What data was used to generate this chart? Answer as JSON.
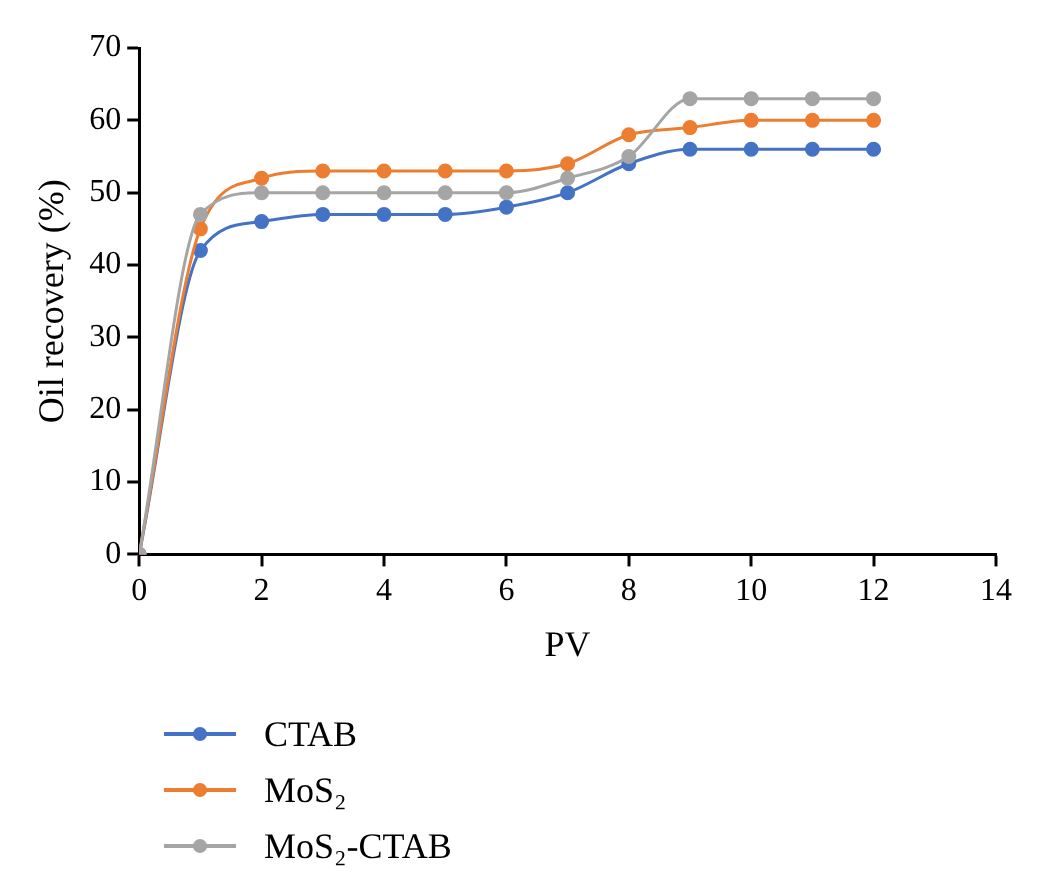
{
  "chart_data": {
    "type": "line",
    "xlabel": "PV",
    "ylabel": "Oil recovery (%)",
    "x": [
      0,
      1,
      2,
      3,
      4,
      5,
      6,
      7,
      8,
      9,
      10,
      11,
      12
    ],
    "series": [
      {
        "name": "CTAB",
        "color": "#4472c4",
        "values": [
          0,
          42,
          46,
          47,
          47,
          47,
          48,
          50,
          54,
          56,
          56,
          56,
          56
        ]
      },
      {
        "name": "MoS₂",
        "color": "#ed7d31",
        "values": [
          0,
          45,
          52,
          53,
          53,
          53,
          53,
          54,
          58,
          59,
          60,
          60,
          60
        ]
      },
      {
        "name": "MoS₂-CTAB",
        "color": "#a5a5a5",
        "values": [
          0,
          47,
          50,
          50,
          50,
          50,
          50,
          52,
          55,
          63,
          63,
          63,
          63
        ]
      }
    ],
    "xlim": [
      0,
      14
    ],
    "xticks": [
      0,
      2,
      4,
      6,
      8,
      10,
      12,
      14
    ],
    "ylim": [
      0,
      70
    ],
    "yticks": [
      0,
      10,
      20,
      30,
      40,
      50,
      60,
      70
    ],
    "grid": false,
    "legend": "bottom",
    "marker": "circle",
    "line_style": "solid"
  }
}
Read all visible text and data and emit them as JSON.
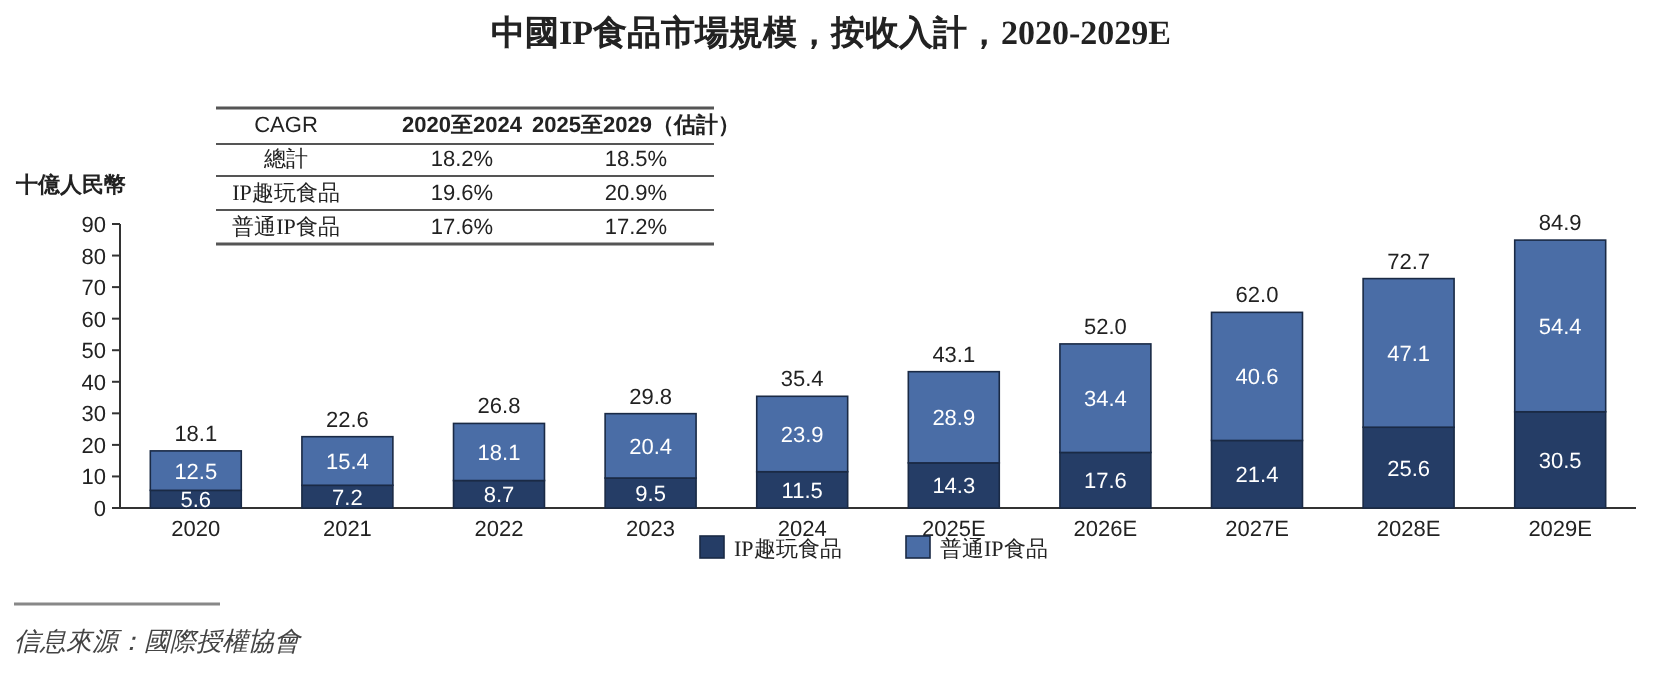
{
  "chart_data": {
    "type": "bar",
    "title": "中國IP食品市場規模，按收入計，2020-2029E",
    "ylabel": "十億人民幣",
    "categories": [
      "2020",
      "2021",
      "2022",
      "2023",
      "2024",
      "2025E",
      "2026E",
      "2027E",
      "2028E",
      "2029E"
    ],
    "stacked": true,
    "series": [
      {
        "name": "IP趣玩食品",
        "color": "#253d66",
        "values": [
          5.6,
          7.2,
          8.7,
          9.5,
          11.5,
          14.3,
          17.6,
          21.4,
          25.6,
          30.5
        ]
      },
      {
        "name": "普通IP食品",
        "color": "#4a6da6",
        "values": [
          12.5,
          15.4,
          18.1,
          20.4,
          23.9,
          28.9,
          34.4,
          40.6,
          47.1,
          54.4
        ]
      }
    ],
    "totals": [
      "18.1",
      "22.6",
      "26.8",
      "29.8",
      "35.4",
      "43.1",
      "52.0",
      "62.0",
      "72.7",
      "84.9"
    ],
    "data_labels": true,
    "ylim": [
      0,
      90
    ],
    "yticks": [
      0,
      10,
      20,
      30,
      40,
      50,
      60,
      70,
      80,
      90
    ],
    "legend": "bottom",
    "annotations": [
      "CAGR",
      "2020至2024",
      "2025至2029（估計）",
      "總計",
      "18.2%",
      "18.5%",
      "IP趣玩食品",
      "19.6%",
      "20.9%",
      "普通IP食品",
      "17.6%",
      "17.2%",
      "信息來源：國際授權協會"
    ]
  }
}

####################

● **Task objective**
Return the listing above unchanged, apart from dropping its pictures.

● **Solution to this exercise**
What data was used to generate this chart? Answer as JSON.
{
  "chart_data": {
    "type": "line",
    "xlabel": "PV",
    "ylabel": "Oil recovery (%)",
    "x": [
      0,
      1,
      2,
      3,
      4,
      5,
      6,
      7,
      8,
      9,
      10,
      11,
      12
    ],
    "series": [
      {
        "name": "CTAB",
        "color": "#4472c4",
        "values": [
          0,
          42,
          46,
          47,
          47,
          47,
          48,
          50,
          54,
          56,
          56,
          56,
          56
        ]
      },
      {
        "name": "MoS₂",
        "color": "#ed7d31",
        "values": [
          0,
          45,
          52,
          53,
          53,
          53,
          53,
          54,
          58,
          59,
          60,
          60,
          60
        ]
      },
      {
        "name": "MoS₂-CTAB",
        "color": "#a5a5a5",
        "values": [
          0,
          47,
          50,
          50,
          50,
          50,
          50,
          52,
          55,
          63,
          63,
          63,
          63
        ]
      }
    ],
    "xlim": [
      0,
      14
    ],
    "xticks": [
      0,
      2,
      4,
      6,
      8,
      10,
      12,
      14
    ],
    "ylim": [
      0,
      70
    ],
    "yticks": [
      0,
      10,
      20,
      30,
      40,
      50,
      60,
      70
    ],
    "grid": false,
    "legend": "bottom",
    "marker": "circle",
    "line_style": "solid"
  }
}
Read all visible text and data and emit them as JSON.
{
  "chart_data": {
    "type": "bar",
    "title": "中國IP食品市場規模，按收入計，2020-2029E",
    "ylabel": "十億人民幣",
    "categories": [
      "2020",
      "2021",
      "2022",
      "2023",
      "2024",
      "2025E",
      "2026E",
      "2027E",
      "2028E",
      "2029E"
    ],
    "stacked": true,
    "series": [
      {
        "name": "IP趣玩食品",
        "color": "#253d66",
        "values": [
          5.6,
          7.2,
          8.7,
          9.5,
          11.5,
          14.3,
          17.6,
          21.4,
          25.6,
          30.5
        ]
      },
      {
        "name": "普通IP食品",
        "color": "#4a6da6",
        "values": [
          12.5,
          15.4,
          18.1,
          20.4,
          23.9,
          28.9,
          34.4,
          40.6,
          47.1,
          54.4
        ]
      }
    ],
    "totals": [
      "18.1",
      "22.6",
      "26.8",
      "29.8",
      "35.4",
      "43.1",
      "52.0",
      "62.0",
      "72.7",
      "84.9"
    ],
    "data_labels": true,
    "ylim": [
      0,
      90
    ],
    "yticks": [
      0,
      10,
      20,
      30,
      40,
      50,
      60,
      70,
      80,
      90
    ],
    "legend": "bottom",
    "annotations": [
      "CAGR",
      "2020至2024",
      "2025至2029（估計）",
      "總計",
      "18.2%",
      "18.5%",
      "IP趣玩食品",
      "19.6%",
      "20.9%",
      "普通IP食品",
      "17.6%",
      "17.2%",
      "信息來源：國際授權協會"
    ]
  }
}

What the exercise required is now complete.